++++ Texte fourni
Besoin de temps pour comprendre
Par sa longévité, Guillaume est une exception. En Belgique, comme ailleurs dans le monde, les personnes en situation de handicap intellectuel meurent plus tôt. Une étude anglaise montre que seules 38 % d’entre elles dépassent l’âge de 65 ans, contre 85 % dans la population générale. Cet état de fait n’est pas seulement attribuable à une maladie ou à un handicap sous-jacent, mais aussi à une inégalité d’accès aux soins, pointe le Centre fédéral d’expertise des soins de santé (KCE). Sur une suggestion de l’association Special Olympics Belgique, le KCE a enquêté sur le terrain pour identifier les obstacles qui freinent l’accès de ces personnes aux soins de santé courants. Les résultats sont publiés ce jeudi.
L’étude débouche sur plusieurs objectifs concrets pour améliorer la situation, déclinés en 25 pistes d’action. Ce qui en ressort ? Il faut accorder davantage de temps aux soignants lorsqu’ils prennent en charge ce type de patients. Ces personnes ont besoin de temps pour comprendre, apprendre ou s’adapter. Face à des médecins et des infirmiers trop pressés, la relation thérapeutique est d’emblée mise en difficulté, souligne l’étude du KCE. Pour faciliter la disponibilité des professionnels de santé pendant les consultations et les visites, il faudrait prévoir des prestations de plus longue durée, recommande notamment le Centre fédéral d’expertise.
++++++++
## Liste des tâches
1) Traduisez en anglais cette phrase du texte sur l’accès aux soins : « Ces personnes ont besoin de temps pour comprendre, apprendre ou s’adapter. »
2) Poursuivez le texte sur l’accès aux soins à partir de sa dernière phrase.
++++ Contenu des données
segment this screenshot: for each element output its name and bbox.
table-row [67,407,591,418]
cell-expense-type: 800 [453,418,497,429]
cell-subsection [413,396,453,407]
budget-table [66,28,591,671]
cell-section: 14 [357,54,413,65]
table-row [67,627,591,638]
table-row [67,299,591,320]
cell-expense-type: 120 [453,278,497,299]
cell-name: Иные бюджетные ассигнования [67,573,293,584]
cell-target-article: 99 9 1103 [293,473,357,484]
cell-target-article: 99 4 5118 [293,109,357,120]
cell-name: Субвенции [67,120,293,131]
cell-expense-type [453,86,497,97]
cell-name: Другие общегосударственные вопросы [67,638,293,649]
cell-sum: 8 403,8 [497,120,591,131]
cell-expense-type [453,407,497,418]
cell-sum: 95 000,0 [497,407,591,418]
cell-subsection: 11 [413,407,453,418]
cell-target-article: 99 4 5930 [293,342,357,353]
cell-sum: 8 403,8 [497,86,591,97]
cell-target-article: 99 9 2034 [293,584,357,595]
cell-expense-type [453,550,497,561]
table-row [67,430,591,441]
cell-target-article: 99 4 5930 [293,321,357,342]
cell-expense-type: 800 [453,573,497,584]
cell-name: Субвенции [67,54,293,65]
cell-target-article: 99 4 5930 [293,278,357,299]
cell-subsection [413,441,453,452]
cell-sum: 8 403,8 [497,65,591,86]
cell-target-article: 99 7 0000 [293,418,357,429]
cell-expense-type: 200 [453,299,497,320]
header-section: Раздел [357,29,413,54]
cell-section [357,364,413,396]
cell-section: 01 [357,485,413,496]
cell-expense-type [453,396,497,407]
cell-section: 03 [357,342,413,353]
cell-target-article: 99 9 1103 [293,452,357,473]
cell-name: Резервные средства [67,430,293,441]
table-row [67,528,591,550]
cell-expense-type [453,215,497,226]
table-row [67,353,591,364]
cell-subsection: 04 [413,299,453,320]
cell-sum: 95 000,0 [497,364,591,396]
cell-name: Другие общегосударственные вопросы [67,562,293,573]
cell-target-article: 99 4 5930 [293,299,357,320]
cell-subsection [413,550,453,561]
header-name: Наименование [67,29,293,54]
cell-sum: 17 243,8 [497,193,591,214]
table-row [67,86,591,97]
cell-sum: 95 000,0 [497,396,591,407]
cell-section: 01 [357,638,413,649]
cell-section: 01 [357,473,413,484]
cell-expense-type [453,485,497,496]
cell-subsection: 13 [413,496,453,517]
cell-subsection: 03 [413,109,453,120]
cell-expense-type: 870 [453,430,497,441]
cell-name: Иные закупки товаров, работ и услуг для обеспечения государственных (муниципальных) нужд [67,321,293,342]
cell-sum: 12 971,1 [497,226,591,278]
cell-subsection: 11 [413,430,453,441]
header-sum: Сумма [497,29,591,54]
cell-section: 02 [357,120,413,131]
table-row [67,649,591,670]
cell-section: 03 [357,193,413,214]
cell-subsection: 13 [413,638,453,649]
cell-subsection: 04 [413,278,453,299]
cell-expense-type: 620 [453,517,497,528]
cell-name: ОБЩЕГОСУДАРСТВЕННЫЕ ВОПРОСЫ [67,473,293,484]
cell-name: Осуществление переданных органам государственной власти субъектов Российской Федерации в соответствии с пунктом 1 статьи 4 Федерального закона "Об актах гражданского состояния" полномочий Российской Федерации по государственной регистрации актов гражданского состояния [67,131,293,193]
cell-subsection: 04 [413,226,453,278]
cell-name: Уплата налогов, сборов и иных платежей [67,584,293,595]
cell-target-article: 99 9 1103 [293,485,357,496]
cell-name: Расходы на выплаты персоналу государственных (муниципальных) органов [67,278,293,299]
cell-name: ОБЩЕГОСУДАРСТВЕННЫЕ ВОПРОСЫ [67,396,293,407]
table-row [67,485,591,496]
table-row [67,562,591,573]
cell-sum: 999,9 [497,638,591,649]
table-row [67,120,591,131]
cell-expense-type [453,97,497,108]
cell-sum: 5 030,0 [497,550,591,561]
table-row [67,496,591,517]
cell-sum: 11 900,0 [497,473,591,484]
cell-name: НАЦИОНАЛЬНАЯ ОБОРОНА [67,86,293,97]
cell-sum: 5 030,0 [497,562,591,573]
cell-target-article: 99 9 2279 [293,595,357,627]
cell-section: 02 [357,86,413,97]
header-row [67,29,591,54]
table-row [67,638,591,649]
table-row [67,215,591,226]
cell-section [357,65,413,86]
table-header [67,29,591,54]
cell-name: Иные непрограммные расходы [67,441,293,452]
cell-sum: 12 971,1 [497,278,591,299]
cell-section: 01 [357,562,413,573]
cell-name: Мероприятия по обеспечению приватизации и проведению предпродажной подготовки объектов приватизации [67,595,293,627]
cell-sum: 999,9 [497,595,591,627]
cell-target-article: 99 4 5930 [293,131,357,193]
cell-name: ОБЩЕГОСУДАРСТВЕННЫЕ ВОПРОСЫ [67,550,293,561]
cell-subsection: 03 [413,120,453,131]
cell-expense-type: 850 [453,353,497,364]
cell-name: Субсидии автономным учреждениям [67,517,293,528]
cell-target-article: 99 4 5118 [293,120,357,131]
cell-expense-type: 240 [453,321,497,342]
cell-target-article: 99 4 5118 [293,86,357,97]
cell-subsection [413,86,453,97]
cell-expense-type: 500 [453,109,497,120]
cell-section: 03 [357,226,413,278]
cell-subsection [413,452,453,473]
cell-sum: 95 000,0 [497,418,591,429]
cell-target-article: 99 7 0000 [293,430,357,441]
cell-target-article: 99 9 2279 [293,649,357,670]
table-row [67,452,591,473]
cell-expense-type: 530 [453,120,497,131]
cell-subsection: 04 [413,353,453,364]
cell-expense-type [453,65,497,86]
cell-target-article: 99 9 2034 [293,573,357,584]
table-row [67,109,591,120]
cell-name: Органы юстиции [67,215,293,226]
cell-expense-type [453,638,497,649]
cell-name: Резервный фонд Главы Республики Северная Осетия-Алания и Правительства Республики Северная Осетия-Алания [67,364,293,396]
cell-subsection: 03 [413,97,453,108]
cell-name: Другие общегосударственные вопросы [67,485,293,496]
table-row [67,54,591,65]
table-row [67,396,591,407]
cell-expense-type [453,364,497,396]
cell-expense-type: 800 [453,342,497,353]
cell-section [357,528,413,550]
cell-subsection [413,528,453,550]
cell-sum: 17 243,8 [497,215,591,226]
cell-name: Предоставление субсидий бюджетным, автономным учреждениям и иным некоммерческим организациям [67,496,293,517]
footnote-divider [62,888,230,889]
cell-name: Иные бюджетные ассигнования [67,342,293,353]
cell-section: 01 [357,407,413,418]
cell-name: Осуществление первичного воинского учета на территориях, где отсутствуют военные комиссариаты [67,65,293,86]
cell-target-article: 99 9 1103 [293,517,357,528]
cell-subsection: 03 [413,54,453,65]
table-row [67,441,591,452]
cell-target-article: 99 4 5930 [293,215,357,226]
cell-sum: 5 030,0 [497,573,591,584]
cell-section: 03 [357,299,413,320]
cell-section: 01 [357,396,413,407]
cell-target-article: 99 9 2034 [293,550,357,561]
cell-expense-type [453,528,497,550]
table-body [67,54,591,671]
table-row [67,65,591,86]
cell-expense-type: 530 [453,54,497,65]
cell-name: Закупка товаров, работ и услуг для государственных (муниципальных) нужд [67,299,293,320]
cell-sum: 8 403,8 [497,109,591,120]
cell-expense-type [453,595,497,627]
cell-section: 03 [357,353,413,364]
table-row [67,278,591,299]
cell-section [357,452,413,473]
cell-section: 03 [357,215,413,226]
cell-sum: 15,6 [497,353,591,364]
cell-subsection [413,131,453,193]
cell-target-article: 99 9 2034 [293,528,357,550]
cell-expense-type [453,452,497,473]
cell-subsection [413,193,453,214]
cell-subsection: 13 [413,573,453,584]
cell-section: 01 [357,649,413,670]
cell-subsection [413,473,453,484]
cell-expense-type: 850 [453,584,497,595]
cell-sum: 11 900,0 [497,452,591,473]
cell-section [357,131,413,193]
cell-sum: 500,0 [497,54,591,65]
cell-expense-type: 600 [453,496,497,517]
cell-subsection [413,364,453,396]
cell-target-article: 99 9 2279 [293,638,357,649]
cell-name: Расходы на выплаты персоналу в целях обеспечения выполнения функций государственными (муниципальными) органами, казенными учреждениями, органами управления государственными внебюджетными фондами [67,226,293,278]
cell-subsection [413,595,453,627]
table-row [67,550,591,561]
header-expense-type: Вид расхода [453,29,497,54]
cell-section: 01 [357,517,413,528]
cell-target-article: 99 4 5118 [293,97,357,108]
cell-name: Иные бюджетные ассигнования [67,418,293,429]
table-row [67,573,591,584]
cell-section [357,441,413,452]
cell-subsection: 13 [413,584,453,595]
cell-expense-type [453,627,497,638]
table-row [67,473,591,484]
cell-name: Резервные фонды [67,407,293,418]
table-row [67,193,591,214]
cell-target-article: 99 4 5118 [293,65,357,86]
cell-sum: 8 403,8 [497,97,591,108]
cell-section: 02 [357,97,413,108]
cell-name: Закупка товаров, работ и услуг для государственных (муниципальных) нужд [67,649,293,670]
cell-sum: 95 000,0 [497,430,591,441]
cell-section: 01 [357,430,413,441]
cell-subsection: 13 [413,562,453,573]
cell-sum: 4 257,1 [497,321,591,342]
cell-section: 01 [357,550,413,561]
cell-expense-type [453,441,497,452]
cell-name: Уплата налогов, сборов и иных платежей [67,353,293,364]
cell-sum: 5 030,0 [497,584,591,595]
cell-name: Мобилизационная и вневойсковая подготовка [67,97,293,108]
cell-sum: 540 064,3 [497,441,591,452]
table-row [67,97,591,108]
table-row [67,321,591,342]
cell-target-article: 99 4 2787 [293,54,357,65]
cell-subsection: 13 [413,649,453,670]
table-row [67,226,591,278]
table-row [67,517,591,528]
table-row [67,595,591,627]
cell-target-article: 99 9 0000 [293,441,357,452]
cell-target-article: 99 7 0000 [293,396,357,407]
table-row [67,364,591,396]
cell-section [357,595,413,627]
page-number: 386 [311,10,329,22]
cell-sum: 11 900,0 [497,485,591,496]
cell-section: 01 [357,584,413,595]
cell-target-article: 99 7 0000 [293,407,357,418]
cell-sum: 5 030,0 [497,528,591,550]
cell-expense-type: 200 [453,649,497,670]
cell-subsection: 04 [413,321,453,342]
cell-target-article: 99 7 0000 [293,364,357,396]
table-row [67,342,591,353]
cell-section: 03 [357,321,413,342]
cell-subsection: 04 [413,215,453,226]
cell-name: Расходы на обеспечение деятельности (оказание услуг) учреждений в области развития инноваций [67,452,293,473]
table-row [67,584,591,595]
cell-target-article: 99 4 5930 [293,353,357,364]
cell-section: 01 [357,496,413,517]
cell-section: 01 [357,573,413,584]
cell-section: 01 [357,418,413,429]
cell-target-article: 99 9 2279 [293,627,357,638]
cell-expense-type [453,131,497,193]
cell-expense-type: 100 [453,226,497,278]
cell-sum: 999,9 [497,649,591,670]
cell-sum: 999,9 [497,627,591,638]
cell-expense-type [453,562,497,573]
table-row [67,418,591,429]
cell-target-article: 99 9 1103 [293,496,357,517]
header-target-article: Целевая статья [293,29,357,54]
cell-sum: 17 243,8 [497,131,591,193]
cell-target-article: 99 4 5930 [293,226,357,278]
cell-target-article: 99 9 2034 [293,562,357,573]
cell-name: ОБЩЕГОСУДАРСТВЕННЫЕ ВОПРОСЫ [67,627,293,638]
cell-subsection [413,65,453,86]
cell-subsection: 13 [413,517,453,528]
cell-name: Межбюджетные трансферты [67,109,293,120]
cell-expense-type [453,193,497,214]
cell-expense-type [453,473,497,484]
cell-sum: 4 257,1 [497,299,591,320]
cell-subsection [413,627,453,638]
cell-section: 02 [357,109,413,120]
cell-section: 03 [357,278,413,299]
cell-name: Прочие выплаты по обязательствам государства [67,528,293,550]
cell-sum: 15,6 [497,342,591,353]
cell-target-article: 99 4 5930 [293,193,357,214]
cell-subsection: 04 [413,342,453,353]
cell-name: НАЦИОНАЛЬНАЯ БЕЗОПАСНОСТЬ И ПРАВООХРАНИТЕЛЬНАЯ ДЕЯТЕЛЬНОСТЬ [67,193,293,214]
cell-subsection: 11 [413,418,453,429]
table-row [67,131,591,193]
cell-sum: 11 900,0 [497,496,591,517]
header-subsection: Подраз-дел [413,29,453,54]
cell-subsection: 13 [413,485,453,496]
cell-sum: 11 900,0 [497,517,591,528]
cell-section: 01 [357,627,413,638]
++++++++
## Réponses par tâche
1) These people need time to understand, learn or adapt.

2)
Du “win-win”
Les chercheurs soulignent aussi le rôle central de l’entourage de ces patients particuliers : si les proches ne peuvent pas se libérer pour préparer la personne à une visite médicale, la rassurer, lui expliquer à l’avance ce qui va se passer, cela renforce la difficulté d’accès aux soins.
Autre constat essentiel : la plupart des obstacles recensés au cours de l’étude se dressent aussi devant de nombreuses autres personnes dont les capacités personnelles (intellectuelles mais aussi physiques, culturelles, cognitives…) ne permettent pas d’accéder pleinement aux services existants. Une grande partie des solutions proposées pourrait donc être bénéfique pour une part bien plus large de la population. D’où la mise en avant des concepts d'”aménagements raisonnables” et de “conception universelle”, qui visent, finalement à modifier l’espace public et les règles pour les rendre adaptés aux besoins de tous, avec ou sans handicap intellectuel ou moteur, avec ou sans landau, avec ou sans chaise roulante ou tribune… Bref, des solutions “win-win” pour l’ensemble de la société.